# Data to use start

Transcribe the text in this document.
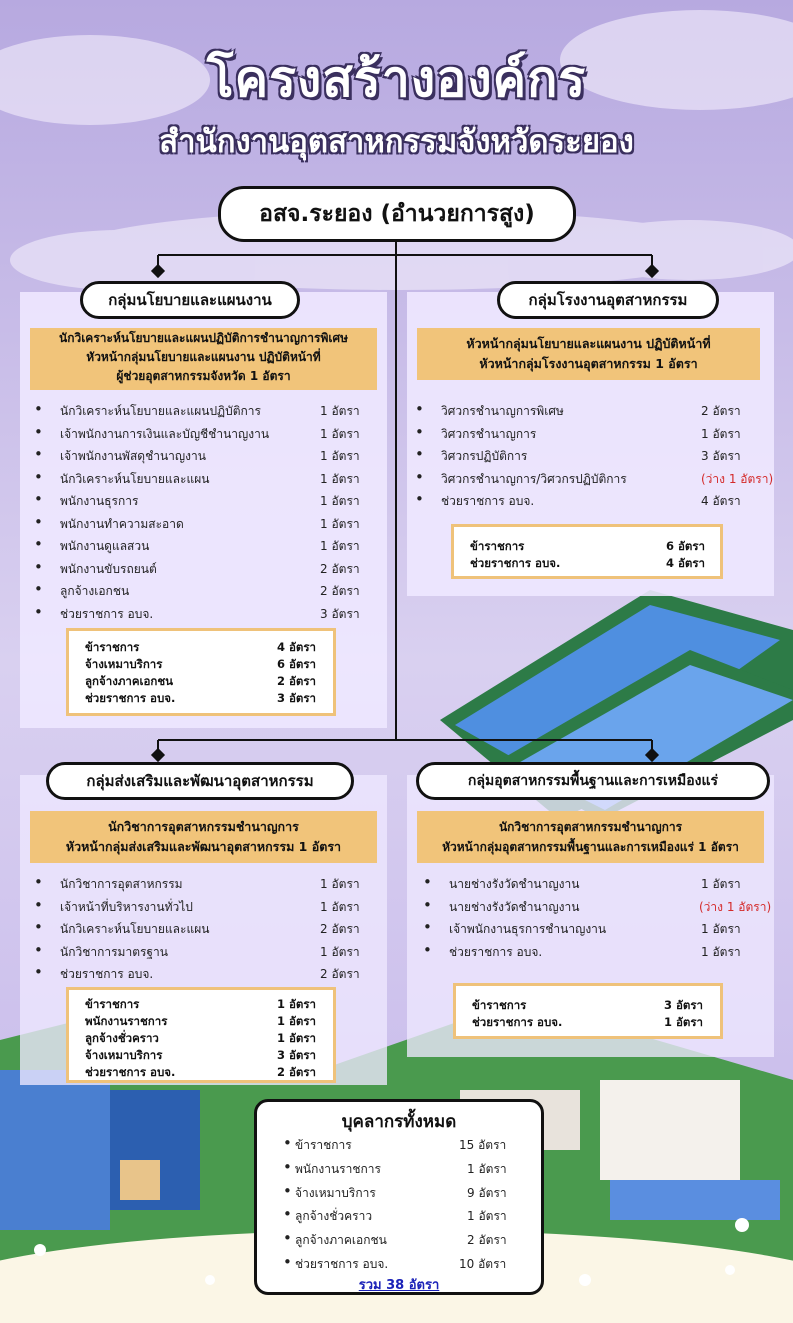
โครงสร้างองค์กร
สำนักงานอุตสาหกรรมจังหวัดระยอง
อสจ.ระยอง (อำนวยการสูง)
นักวิเคราะห์นโยบายและแผนปฏิบัติการชำนาญการพิเศษ
หัวหน้ากลุ่มนโยบายและแผนงาน ปฏิบัติหน้าที่
ผู้ช่วยอุตสาหกรรมจังหวัด 1 อัตรา
• นักวิเคราะห์นโยบายและแผนปฏิบัติการ	1 อัตรา
• เจ้าพนักงานการเงินและบัญชีชำนาญงาน	1 อัตรา
• เจ้าพนักงานพัสดุชำนาญงาน	1 อัตรา
• นักวิเคราะห์นโยบายและแผน	1 อัตรา
• พนักงานธุรการ	1 อัตรา
• พนักงานทำความสะอาด	1 อัตรา
• พนักงานดูแลสวน	1 อัตรา
• พนักงานขับรถยนต์	2 อัตรา
• ลูกจ้างเอกชน	2 อัตรา
• ช่วยราชการ อบจ.	3 อัตรา
ข้าราชการ	4 อัตรา
จ้างเหมาบริการ	6 อัตรา
ลูกจ้างภาคเอกชน	2 อัตรา
ช่วยราชการ อบจ.	3 อัตรา
หัวหน้ากลุ่มนโยบายและแผนงาน ปฏิบัติหน้าที่
หัวหน้ากลุ่มโรงงานอุตสาหกรรม 1 อัตรา
• วิศวกรชำนาญการพิเศษ	2 อัตรา
• วิศวกรชำนาญการ	1 อัตรา
• วิศวกรปฏิบัติการ	3 อัตรา
• วิศวกรชำนาญการ/วิศวกรปฏิบัติการ	(ว่าง 1 อัตรา)
• ช่วยราชการ อบจ.	4 อัตรา
ข้าราชการ	6 อัตรา
ช่วยราชการ อบจ.	4 อัตรา
นักวิชาการอุตสาหกรรมชำนาญการ
หัวหน้ากลุ่มส่งเสริมและพัฒนาอุตสาหกรรม 1 อัตรา
• นักวิชาการอุตสาหกรรม	1 อัตรา
• เจ้าหน้าที่บริหารงานทั่วไป	1 อัตรา
• นักวิเคราะห์นโยบายและแผน	2 อัตรา
• นักวิชาการมาตรฐาน	1 อัตรา
• ช่วยราชการ อบจ.	2 อัตรา
ข้าราชการ	1 อัตรา
พนักงานราชการ	1 อัตรา
ลูกจ้างชั่วคราว	1 อัตรา
จ้างเหมาบริการ	3 อัตรา
ช่วยราชการ อบจ.	2 อัตรา
นักวิชาการอุตสาหกรรมชำนาญการ
หัวหน้ากลุ่มอุตสาหกรรมพื้นฐานและการเหมืองแร่ 1 อัตรา
• นายช่างรังวัดชำนาญงาน	1 อัตรา
• นายช่างรังวัดชำนาญงาน	(ว่าง 1 อัตรา)
• เจ้าพนักงานธุรการชำนาญงาน	1 อัตรา
• ช่วยราชการ อบจ.	1 อัตรา
ข้าราชการ	3 อัตรา
ช่วยราชการ อบจ.	1 อัตรา
กลุ่มนโยบายและแผนงาน	กลุ่มโรงงานอุตสาหกรรม
กลุ่มส่งเสริมและพัฒนาอุตสาหกรรม	กลุ่มอุตสาหกรรมพื้นฐานและการเหมืองแร่
บุคลากรทั้งหมด
• ข้าราชการ	15 อัตรา
• พนักงานราชการ	1 อัตรา
• จ้างเหมาบริการ	9 อัตรา
• ลูกจ้างชั่วคราว	1 อัตรา
• ลูกจ้างภาคเอกชน	2 อัตรา
• ช่วยราชการ อบจ.	10 อัตรา
รวม 38 อัตรา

# Data to use end

▶ _Instructions to follow_
Copy every entry exactly as written. Pictures are excluded.

▶ _The completed task_
Transcribe the text in this document.
โครงสร้างองค์กร
สำนักงานอุตสาหกรรมจังหวัดระยอง
อสจ.ระยอง (อำนวยการสูง)
นักวิเคราะห์นโยบายและแผนปฏิบัติการชำนาญการพิเศษ
หัวหน้ากลุ่มนโยบายและแผนงาน ปฏิบัติหน้าที่
ผู้ช่วยอุตสาหกรรมจังหวัด 1 อัตรา
• นักวิเคราะห์นโยบายและแผนปฏิบัติการ	1 อัตรา
• เจ้าพนักงานการเงินและบัญชีชำนาญงาน	1 อัตรา
• เจ้าพนักงานพัสดุชำนาญงาน	1 อัตรา
• นักวิเคราะห์นโยบายและแผน	1 อัตรา
• พนักงานธุรการ	1 อัตรา
• พนักงานทำความสะอาด	1 อัตรา
• พนักงานดูแลสวน	1 อัตรา
• พนักงานขับรถยนต์	2 อัตรา
• ลูกจ้างเอกชน	2 อัตรา
• ช่วยราชการ อบจ.	3 อัตรา
ข้าราชการ	4 อัตรา
จ้างเหมาบริการ	6 อัตรา
ลูกจ้างภาคเอกชน	2 อัตรา
ช่วยราชการ อบจ.	3 อัตรา
หัวหน้ากลุ่มนโยบายและแผนงาน ปฏิบัติหน้าที่
หัวหน้ากลุ่มโรงงานอุตสาหกรรม 1 อัตรา
• วิศวกรชำนาญการพิเศษ	2 อัตรา
• วิศวกรชำนาญการ	1 อัตรา
• วิศวกรปฏิบัติการ	3 อัตรา
• วิศวกรชำนาญการ/วิศวกรปฏิบัติการ	(ว่าง 1 อัตรา)
• ช่วยราชการ อบจ.	4 อัตรา
ข้าราชการ	6 อัตรา
ช่วยราชการ อบจ.	4 อัตรา
นักวิชาการอุตสาหกรรมชำนาญการ
หัวหน้ากลุ่มส่งเสริมและพัฒนาอุตสาหกรรม 1 อัตรา
• นักวิชาการอุตสาหกรรม	1 อัตรา
• เจ้าหน้าที่บริหารงานทั่วไป	1 อัตรา
• นักวิเคราะห์นโยบายและแผน	2 อัตรา
• นักวิชาการมาตรฐาน	1 อัตรา
• ช่วยราชการ อบจ.	2 อัตรา
ข้าราชการ	1 อัตรา
พนักงานราชการ	1 อัตรา
ลูกจ้างชั่วคราว	1 อัตรา
จ้างเหมาบริการ	3 อัตรา
ช่วยราชการ อบจ.	2 อัตรา
นักวิชาการอุตสาหกรรมชำนาญการ
หัวหน้ากลุ่มอุตสาหกรรมพื้นฐานและการเหมืองแร่ 1 อัตรา
• นายช่างรังวัดชำนาญงาน	1 อัตรา
• นายช่างรังวัดชำนาญงาน	(ว่าง 1 อัตรา)
• เจ้าพนักงานธุรการชำนาญงาน	1 อัตรา
• ช่วยราชการ อบจ.	1 อัตรา
ข้าราชการ	3 อัตรา
ช่วยราชการ อบจ.	1 อัตรา
กลุ่มนโยบายและแผนงาน	กลุ่มโรงงานอุตสาหกรรม
กลุ่มส่งเสริมและพัฒนาอุตสาหกรรม	กลุ่มอุตสาหกรรมพื้นฐานและการเหมืองแร่
บุคลากรทั้งหมด
• ข้าราชการ	15 อัตรา
• พนักงานราชการ	1 อัตรา
• จ้างเหมาบริการ	9 อัตรา
• ลูกจ้างชั่วคราว	1 อัตรา
• ลูกจ้างภาคเอกชน	2 อัตรา
• ช่วยราชการ อบจ.	10 อัตรา
รวม 38 อัตรา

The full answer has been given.